Tasks to perform:
1) In the article on lipid restriction for surgical infants, what goal daily dose of soy-based lipid emulsion did the restricted strategy use?
2) Write the next part of the article on lipid restriction for surgical infants, picking up right after its final sentence.

Published in final edited form as: J Pediatr Surg. 2013 Mar;48(3):10.1016/j.jpedsurg.2012.08.016. doi: 10.1016/j.jpedsurg.2012.08.016

The effect of lipid restriction on the prevention of parenteral nutrition-associated cholestasis in surgical infants

Sabrina E Sanchez a, Lindsay P Braun a, Laina D Mercer b, Meredith Sherrill a, Jennifer Stevens c, Patrick J Javid a,*
PMCID: PMC3815635  NIHMSID: NIHMS507143  PMID: 23480915

Abstract

Purpose

Surgical infants requiring long-term parenteral nutrition (PN) are at risk for parenteral nutrition-associated liver disease (PNALD). The purpose of this study was to determine the effect of a lipid restricted PN regimen in preventing the development of PNALD in surgical infants.

Methods

In 2009, we implemented a lipid restricted strategy in surgical infants expected to be on long-term PN using a soy-based lipid emulsion at a goal provision of 1 g/kg/day throughout a patient’s entire PN course. An experimental cohort of surgical infants treated with lipid restriction from 2009 to 2011 (n=82) was retrospectively compared to a control cohort of infants from 2005 to 2008 receiving standard intravenous lipid dosing (n=132). A multivariable relative risk regression model was constructed analyzing the association between lipid restriction and PNALD.

Results

Patients admitted during the lipid restriction era had reduced daily lipid provisions compared to the control group (p<0.001). There were no significant differences in demographic or measured clinical characteristics between the two groups. A significant reduction in the incidence of PNALD was demonstrated in the lipid restricted group compared to the control group (22% vs. 43%, p=0.002). On multivariable relative risk regression, patients treated with standard lipid provisions were 1.77 times more likely to develop PNALD than patients who were lipid restricted (95% CI: 1.2–2.7; p=0.007).

Conclusion

Restriction of intravenous soy-based lipid in PN-fed surgical infants is associated with a reduction in the incidence of liver disease. Early lipid restriction should be considered in all surgical infants who require PN as a preventative measure against PNALD.

Keywords: Intravenous Lipids, Parenteral Nutrition, Infant, Parenteral nutrition-associated liver disease, Intestinal failure


Parenteral nutrition-associated liver disease (PNALD) is a frequent complication of intravenous nutrition and accounts for a substantial proportion of the morbidity in parenterally-fed surgical infants [1,2]. PNALD can lead to cholestasis, portal hypertension, progressive liver failure, and even death, and it has been shown to hinder the process of intestinal adaptation [3].

Given entries:
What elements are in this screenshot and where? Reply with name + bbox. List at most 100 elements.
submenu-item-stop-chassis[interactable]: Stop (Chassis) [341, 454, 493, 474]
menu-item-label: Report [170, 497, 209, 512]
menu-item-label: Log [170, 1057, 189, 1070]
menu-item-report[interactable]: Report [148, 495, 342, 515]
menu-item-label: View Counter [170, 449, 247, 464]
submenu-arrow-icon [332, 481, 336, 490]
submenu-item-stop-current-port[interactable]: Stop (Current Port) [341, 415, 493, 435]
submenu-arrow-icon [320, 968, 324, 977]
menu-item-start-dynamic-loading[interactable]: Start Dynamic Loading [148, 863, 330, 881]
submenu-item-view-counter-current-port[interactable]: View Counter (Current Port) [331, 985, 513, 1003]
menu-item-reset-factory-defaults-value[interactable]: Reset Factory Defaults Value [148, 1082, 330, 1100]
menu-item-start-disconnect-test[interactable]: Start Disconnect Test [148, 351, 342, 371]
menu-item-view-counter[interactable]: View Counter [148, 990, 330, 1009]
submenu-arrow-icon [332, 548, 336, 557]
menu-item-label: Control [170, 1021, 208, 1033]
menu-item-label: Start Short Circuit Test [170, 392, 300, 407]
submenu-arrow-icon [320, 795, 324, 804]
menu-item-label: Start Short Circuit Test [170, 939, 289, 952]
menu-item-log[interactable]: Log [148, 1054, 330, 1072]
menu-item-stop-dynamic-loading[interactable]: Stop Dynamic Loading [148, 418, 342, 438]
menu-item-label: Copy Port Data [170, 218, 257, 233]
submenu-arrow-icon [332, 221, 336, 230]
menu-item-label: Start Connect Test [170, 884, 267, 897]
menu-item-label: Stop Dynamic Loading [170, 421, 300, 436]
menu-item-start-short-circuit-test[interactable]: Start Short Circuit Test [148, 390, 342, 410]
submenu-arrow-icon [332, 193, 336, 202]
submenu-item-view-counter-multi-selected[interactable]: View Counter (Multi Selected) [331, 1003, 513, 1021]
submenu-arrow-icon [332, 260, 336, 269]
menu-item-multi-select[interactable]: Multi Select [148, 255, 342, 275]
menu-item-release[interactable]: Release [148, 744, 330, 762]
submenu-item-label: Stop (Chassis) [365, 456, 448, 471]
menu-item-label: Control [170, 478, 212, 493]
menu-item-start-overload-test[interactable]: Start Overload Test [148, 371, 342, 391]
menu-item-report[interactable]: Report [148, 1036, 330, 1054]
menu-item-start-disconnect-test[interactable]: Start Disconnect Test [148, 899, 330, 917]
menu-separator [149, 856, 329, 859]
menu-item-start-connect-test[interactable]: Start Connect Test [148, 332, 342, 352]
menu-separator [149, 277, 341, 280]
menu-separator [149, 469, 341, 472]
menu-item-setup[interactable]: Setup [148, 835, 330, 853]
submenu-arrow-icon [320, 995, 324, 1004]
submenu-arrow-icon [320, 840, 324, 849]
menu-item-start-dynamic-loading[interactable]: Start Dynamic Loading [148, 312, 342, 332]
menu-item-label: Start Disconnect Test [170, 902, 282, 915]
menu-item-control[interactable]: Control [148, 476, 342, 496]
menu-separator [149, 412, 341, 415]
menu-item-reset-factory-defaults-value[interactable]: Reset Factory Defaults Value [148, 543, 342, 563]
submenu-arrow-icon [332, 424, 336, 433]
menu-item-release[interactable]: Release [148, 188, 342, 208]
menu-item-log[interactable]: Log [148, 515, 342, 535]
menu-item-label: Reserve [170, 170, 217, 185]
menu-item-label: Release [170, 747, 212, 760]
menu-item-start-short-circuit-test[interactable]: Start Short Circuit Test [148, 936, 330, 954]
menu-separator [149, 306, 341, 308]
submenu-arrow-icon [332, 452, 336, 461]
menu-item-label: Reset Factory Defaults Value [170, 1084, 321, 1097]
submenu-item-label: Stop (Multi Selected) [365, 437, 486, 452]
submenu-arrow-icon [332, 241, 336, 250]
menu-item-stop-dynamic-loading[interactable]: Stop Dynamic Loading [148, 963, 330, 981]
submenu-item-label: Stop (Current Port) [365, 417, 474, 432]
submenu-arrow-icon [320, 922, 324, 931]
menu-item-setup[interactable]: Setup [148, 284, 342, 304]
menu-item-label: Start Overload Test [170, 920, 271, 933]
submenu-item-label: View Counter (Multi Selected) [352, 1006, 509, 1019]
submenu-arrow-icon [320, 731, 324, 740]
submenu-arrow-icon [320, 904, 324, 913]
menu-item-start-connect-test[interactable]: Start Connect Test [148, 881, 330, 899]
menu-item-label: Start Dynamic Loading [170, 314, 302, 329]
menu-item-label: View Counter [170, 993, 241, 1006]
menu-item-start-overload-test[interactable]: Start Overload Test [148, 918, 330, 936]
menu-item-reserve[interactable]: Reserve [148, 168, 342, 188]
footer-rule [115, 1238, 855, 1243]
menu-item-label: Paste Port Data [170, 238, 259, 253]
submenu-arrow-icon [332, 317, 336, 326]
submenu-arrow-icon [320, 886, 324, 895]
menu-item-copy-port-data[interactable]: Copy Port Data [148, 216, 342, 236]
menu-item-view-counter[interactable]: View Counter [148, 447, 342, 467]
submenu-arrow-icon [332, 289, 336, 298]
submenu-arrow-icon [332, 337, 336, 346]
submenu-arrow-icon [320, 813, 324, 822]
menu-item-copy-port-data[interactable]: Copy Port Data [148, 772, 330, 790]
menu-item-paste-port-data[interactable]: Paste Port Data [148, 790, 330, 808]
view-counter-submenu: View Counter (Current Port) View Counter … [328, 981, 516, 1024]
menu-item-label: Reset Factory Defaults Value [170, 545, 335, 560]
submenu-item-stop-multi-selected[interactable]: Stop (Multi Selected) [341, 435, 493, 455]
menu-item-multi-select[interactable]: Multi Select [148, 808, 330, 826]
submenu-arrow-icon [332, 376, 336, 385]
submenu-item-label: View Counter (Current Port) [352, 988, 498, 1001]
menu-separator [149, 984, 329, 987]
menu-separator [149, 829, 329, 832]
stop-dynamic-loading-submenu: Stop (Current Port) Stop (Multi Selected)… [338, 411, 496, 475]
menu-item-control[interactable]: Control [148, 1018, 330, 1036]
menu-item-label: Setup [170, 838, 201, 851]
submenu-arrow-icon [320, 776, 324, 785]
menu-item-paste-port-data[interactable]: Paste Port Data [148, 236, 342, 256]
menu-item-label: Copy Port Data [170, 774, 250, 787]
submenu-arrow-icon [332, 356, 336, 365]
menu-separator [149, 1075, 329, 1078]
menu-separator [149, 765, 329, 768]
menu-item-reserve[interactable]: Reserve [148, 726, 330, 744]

Expected responses:
1) 1 g/kg/day, given throughout a patient's entire PN course.

2)
Along with prematurity, duration of parenteral nutrition (PN), and sepsis, intravenous lipids likely play a key role in the development of PNALD [47]. It has been shown in multiple studies that switching from soy-based to fish oil-based intravenous lipid emulsion can reverse the biochemical changes associated with PNALD [810]. There are also more recent data supporting the use of lipid restriction to treat PNALD [5,11]. In this fashion, lipid dosages are reduced once PNALD has developed with the goal of normalizing conjugated hyperbilirubinemia. However, there is limited evidence that the histologic damage already sustained by the liver improves with either approach. Thus, prevention of PNALD is important to preserve normal liver function in surgical infants on long-term parenteral nutrition.

At present, there is only anecdotal evidence supporting the use of lipid restriction for the prevention of PNALD in surgical infants. Based on the recent associations between intravenous lipid infusions and the treatment of PNALD, we hypothesized that a lipid restricted PN regimen in surgical infants would be associated with a decreased risk of developing PNALD.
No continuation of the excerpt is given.